GOAL 1:
Lay out the records as a Markdown table with the columns "Row" and "Line", covering only the lines from the one holding "407, 681, 591]" through the one holding "808, 566, 820]", both included. Leave out blank lines.

DOCUMENT EXCERPT:
^^^^^^^^^^^^^^^^

I'm looking for prior art on an idea I had, but either my Google fu is lacking, or it genuinely hasn't happened.

In distributed systems, there are a number of consensus protocols and implementations (Raft, Paxos, Zookeeper, etc.). There's also the Bitcoin blockchain. Both of these approaches allow the cluster/network system to recover in the face of split brains and sometimes in the face of an evil node.

In the games world, there are really only two architectures in use:

  • Client-server, where the server simulates the game and is the source of truth and the clients simply act as a dumb terminal. No cheating possible. (Sometimes the server runs on a client.)
  • Peer-to-peer, where all clients broadcast their status to all other clients. Cheating very possible.

I am thinking of a third architecture that enhances the peer-to-peer architecture with a voting-based cheat detection. Desynchronized game state would be rejected by a majority vote. A colluding majority would be required to cheat.

^^^^^^^^^^^^^^^^

SOURCE RECORDS:
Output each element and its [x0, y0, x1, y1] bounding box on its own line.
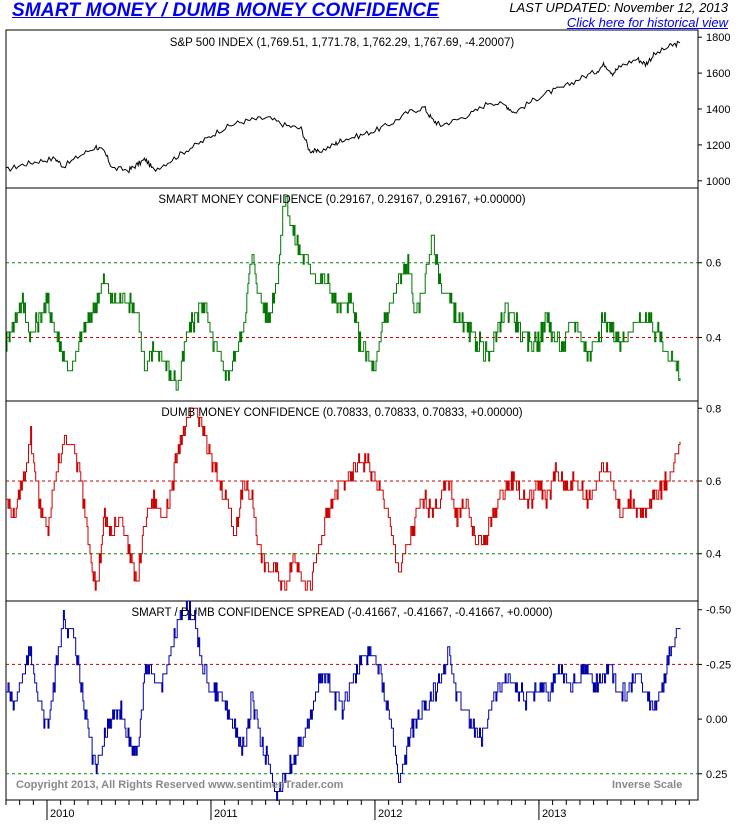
series-line-dumb	[6, 407, 681, 591]
y-tick-label: 1000	[706, 176, 730, 188]
series-line-spread	[6, 601, 681, 801]
y-tick-label: 0.6	[706, 258, 721, 270]
x-tick-label: 2010	[50, 808, 74, 820]
y-tick-label: 0.6	[706, 476, 721, 488]
x-tick-label: 2013	[542, 808, 566, 820]
copyright-text: Copyright 2013, All Rights Reserved www.…	[16, 779, 344, 791]
chart-frame	[5, 29, 699, 801]
y-tick-label: 1400	[706, 104, 730, 116]
panel-title-smart: SMART MONEY CONFIDENCE (0.29167, 0.29167…	[158, 194, 525, 206]
y-tick-label: -0.25	[706, 659, 731, 671]
series-line-sp500	[5, 40, 681, 174]
page-title[interactable]: SMART MONEY / DUMB MONEY CONFIDENCE	[12, 0, 440, 21]
panel-sp500: 1000 1200 1400 1600 1800 S&P 500 INDEX (1,769…	[5, 32, 730, 188]
panel-title-sp500: S&P 500 INDEX (1,769.51, 1,771.78, 1,762…	[170, 37, 515, 49]
panel-spread: -0.50 -0.25 0.00 0.25 SMART / DUMB CONFIDENC…	[6, 600, 731, 801]
last-updated-label: LAST UPDATED: November 12, 2013	[509, 0, 728, 15]
panel-title-dumb: DUMB MONEY CONFIDENCE (0.70833, 0.70833,…	[161, 407, 522, 419]
y-tick-label: 0.25	[706, 769, 727, 781]
panel-smart: 0.4 0.6 SMART MONEY CONFIDENCE (0.29167, 0…	[6, 187, 721, 391]
x-tick-label: 2011	[214, 808, 238, 820]
y-tick-label: -0.50	[706, 605, 731, 617]
panel-title-spread: SMART / DUMB CONFIDENCE SPREAD (-0.41667…	[131, 607, 552, 619]
y-tick-label: 1200	[706, 140, 730, 152]
y-tick-label: 1800	[706, 32, 730, 44]
y-tick-label: 0.4	[706, 332, 721, 344]
historical-view-link[interactable]: Click here for historical view	[566, 15, 728, 30]
y-tick-label: 1600	[706, 68, 730, 80]
chart-panels: 1000 1200 1400 1600 1800 S&P 500 INDEX (1,769…	[5, 32, 731, 801]
y-tick-label: 0.4	[706, 549, 721, 561]
header: SMART MONEY / DUMB MONEY CONFIDENCE LAST…	[0, 0, 746, 30]
x-tick-label: 2012	[378, 808, 402, 820]
y-tick-label: 0.8	[706, 403, 721, 415]
y-tick-label: 0.00	[706, 714, 727, 726]
inverse-scale-label: Inverse Scale	[612, 779, 682, 791]
x-axis: 2010 2011 2012 2013	[5, 800, 690, 820]
series-line-smart	[6, 196, 681, 391]
panel-dumb: 0.4 0.6 0.8 DUMB MONEY CONFIDENCE (0.70833,…	[6, 400, 721, 591]
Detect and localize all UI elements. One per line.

^^^^^^^^^^^^^^^^

GOAL 2:
In the passage on game architectures, rewrite the section running from "In distributed systems, there" through "required to cheat.", inclusive, with "majority" replaced by "supermajority".

FULL ANSWER 1:
| Row | Line |
|---|---|
| 1 | series-line-dumb	[6, 407, 681, 591] |
| 2 | y-tick-label: 1000	[706, 176, 730, 188] |
| 3 | series-line-spread	[6, 601, 681, 801] |
| 4 | y-tick-label: 0.6	[706, 258, 721, 270] |
| 5 | x-tick-label: 2010	[50, 808, 74, 820] |
| 6 | y-tick-label: 0.6	[706, 476, 721, 488] |
| 7 | x-tick-label: 2013	[542, 808, 566, 820] |

FULL ANSWER 2:
In distributed systems, there are a number of consensus protocols and implementations (Raft, Paxos, Zookeeper, etc.). There's also the Bitcoin blockchain. Both of these approaches allow the cluster/network system to recover in the face of split brains and sometimes in the face of an evil node.

In the games world, there are really only two architectures in use:

  • Client-server, where the server simulates the game and is the source of truth and the clients simply act as a dumb terminal. No cheating possible. (Sometimes the server runs on a client.)
  • Peer-to-peer, where all clients broadcast their status to all other clients. Cheating very possible.

I am thinking of a third architecture that enhances the peer-to-peer architecture with a voting-based cheat detection. Desynchronized game state would be rejected by a supermajority vote. A colluding supermajority would be required to cheat.